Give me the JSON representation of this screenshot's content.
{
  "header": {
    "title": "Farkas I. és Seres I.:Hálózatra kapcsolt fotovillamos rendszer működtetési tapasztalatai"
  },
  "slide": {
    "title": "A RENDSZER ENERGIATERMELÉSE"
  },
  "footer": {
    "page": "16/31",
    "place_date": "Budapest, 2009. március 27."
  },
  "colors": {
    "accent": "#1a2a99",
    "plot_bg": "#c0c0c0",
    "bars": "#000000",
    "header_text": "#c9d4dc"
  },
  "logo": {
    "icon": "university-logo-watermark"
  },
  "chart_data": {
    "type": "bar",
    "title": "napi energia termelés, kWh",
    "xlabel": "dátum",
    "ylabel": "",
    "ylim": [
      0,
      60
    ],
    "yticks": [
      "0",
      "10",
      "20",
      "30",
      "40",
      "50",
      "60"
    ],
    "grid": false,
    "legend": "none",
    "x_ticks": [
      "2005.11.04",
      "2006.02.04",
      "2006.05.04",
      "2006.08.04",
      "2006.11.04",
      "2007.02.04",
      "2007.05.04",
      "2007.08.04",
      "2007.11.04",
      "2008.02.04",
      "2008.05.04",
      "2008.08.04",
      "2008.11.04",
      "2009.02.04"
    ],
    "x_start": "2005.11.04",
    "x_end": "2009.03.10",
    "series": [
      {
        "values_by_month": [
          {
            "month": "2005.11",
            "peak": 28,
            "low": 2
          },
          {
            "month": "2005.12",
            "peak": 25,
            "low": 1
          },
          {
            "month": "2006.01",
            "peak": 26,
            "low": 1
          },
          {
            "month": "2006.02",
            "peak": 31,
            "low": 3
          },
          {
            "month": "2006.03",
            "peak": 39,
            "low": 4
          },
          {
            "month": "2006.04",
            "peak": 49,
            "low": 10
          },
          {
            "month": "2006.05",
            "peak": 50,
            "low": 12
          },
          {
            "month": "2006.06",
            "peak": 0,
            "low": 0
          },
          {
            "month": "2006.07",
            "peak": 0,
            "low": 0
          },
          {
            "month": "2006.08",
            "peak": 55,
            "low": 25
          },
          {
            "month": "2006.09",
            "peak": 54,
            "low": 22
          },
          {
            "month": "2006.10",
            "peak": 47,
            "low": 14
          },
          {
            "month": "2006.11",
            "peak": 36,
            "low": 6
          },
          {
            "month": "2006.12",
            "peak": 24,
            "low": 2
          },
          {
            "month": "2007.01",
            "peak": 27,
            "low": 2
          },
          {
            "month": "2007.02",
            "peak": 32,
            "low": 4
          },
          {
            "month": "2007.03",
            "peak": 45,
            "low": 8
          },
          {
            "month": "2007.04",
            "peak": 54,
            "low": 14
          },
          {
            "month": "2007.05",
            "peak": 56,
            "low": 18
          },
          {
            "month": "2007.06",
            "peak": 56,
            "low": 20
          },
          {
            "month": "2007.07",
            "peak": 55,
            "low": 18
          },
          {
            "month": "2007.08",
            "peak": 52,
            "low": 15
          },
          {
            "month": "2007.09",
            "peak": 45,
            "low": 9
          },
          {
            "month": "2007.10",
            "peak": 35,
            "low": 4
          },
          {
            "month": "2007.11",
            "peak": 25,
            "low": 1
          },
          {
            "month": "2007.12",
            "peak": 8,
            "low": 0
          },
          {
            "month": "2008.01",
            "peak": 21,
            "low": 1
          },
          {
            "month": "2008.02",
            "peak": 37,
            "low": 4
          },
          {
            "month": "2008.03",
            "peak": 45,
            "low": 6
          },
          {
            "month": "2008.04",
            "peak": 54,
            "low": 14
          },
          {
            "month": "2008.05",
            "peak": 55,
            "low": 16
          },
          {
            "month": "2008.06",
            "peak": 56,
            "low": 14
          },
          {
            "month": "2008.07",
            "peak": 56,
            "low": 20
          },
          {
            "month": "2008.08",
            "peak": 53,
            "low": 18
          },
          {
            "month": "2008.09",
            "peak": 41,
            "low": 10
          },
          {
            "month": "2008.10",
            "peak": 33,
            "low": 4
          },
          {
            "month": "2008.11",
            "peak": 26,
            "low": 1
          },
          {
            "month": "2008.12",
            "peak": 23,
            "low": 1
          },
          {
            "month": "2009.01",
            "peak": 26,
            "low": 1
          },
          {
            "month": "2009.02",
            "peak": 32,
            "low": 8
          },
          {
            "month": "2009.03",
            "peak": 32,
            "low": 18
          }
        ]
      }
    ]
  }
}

WORK TO COMPLETE:
Go through the records above, find every line with the word "title", and list those lines.

ANSWER TO THE TASK:
    "title": "Farkas I. és Seres I.:Hálózatra kapcsolt fotovillamos rendszer működtetési tapasztalatai"
    "title": "A RENDSZER ENERGIATERMELÉSE"
    "title": "napi energia termelés, kWh",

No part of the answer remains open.